#### DATASET RECORDS:

● ● ● ● ● ● ●

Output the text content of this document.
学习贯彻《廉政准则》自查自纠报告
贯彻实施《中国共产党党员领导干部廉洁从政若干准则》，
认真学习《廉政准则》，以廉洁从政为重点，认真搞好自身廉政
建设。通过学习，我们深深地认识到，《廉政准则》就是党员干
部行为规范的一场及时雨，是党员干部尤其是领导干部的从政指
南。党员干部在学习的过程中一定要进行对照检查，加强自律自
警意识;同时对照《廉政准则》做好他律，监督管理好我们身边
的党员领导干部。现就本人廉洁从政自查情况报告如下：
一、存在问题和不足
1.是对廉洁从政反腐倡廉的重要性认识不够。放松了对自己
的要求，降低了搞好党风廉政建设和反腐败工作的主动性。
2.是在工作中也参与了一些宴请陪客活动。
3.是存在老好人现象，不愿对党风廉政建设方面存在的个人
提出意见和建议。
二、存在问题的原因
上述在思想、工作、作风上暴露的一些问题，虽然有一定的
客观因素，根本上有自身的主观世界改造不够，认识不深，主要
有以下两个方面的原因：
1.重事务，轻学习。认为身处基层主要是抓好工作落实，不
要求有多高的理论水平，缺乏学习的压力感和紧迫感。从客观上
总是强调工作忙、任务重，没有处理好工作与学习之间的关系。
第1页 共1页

● ● ● ● ● ● ●

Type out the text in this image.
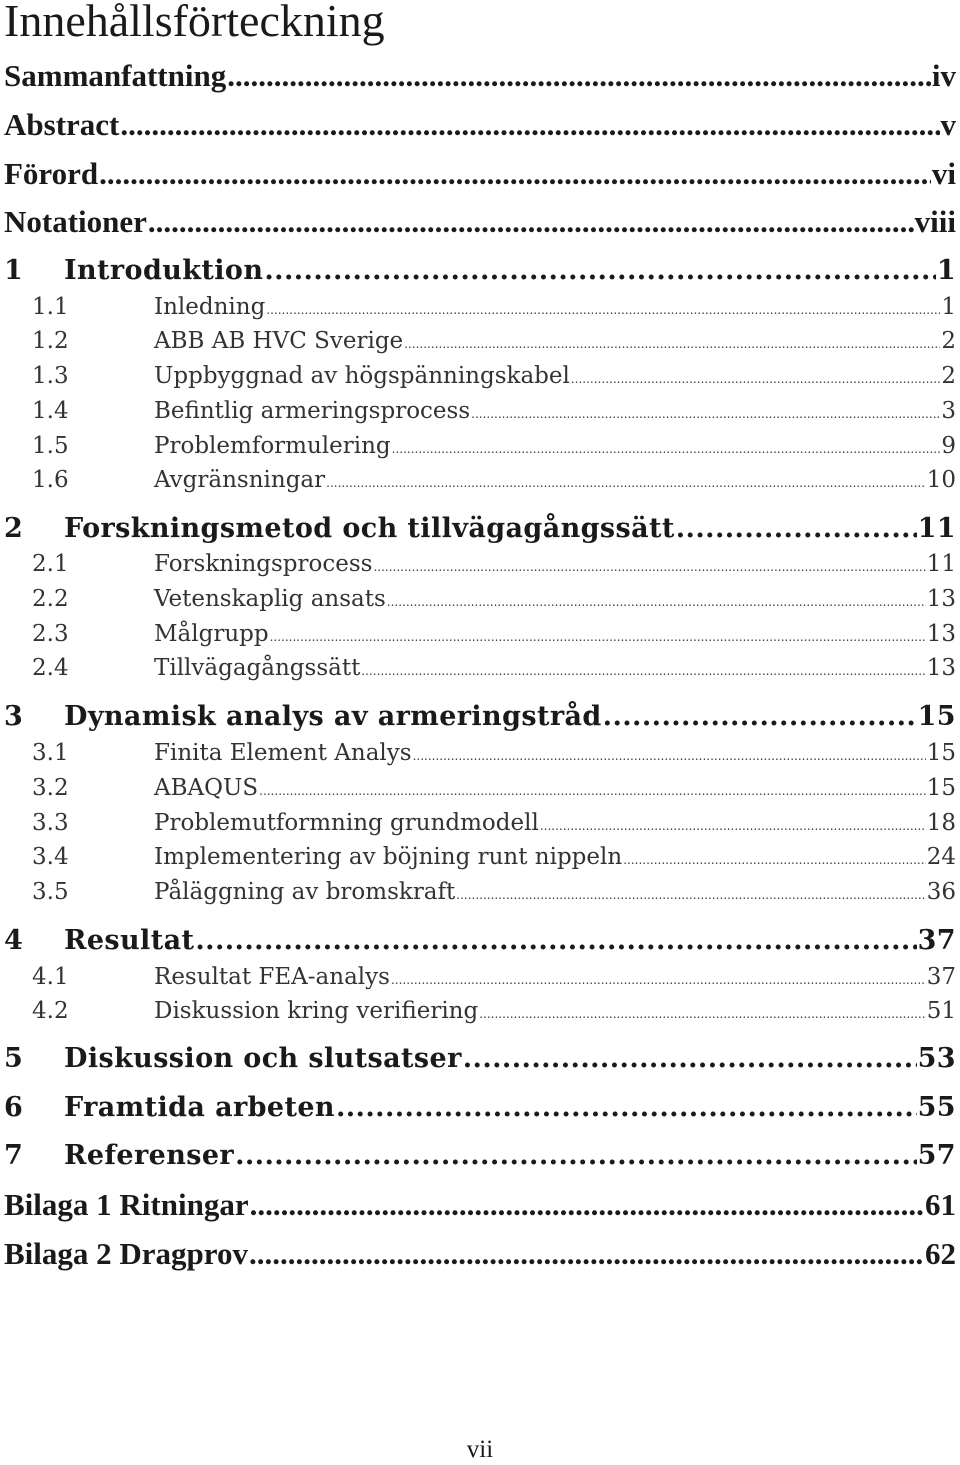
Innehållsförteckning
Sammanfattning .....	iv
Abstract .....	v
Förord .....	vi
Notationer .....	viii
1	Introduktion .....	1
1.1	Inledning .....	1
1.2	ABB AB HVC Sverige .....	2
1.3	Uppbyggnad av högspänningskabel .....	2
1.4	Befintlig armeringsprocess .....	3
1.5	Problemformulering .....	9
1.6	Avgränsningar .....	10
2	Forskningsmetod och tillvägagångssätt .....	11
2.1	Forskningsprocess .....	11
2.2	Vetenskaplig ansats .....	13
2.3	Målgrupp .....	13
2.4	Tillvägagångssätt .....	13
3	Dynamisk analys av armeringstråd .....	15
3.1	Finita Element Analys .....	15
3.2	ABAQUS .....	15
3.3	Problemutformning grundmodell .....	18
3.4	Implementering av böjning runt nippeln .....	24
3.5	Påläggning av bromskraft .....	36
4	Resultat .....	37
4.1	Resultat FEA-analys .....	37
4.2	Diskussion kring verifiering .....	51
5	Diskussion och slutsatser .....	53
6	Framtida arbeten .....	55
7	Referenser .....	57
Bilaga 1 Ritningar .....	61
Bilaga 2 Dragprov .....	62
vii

● ● ● ● ● ● ●

What is the number of lines that hold the string "Diskussion"? Give it alone.

2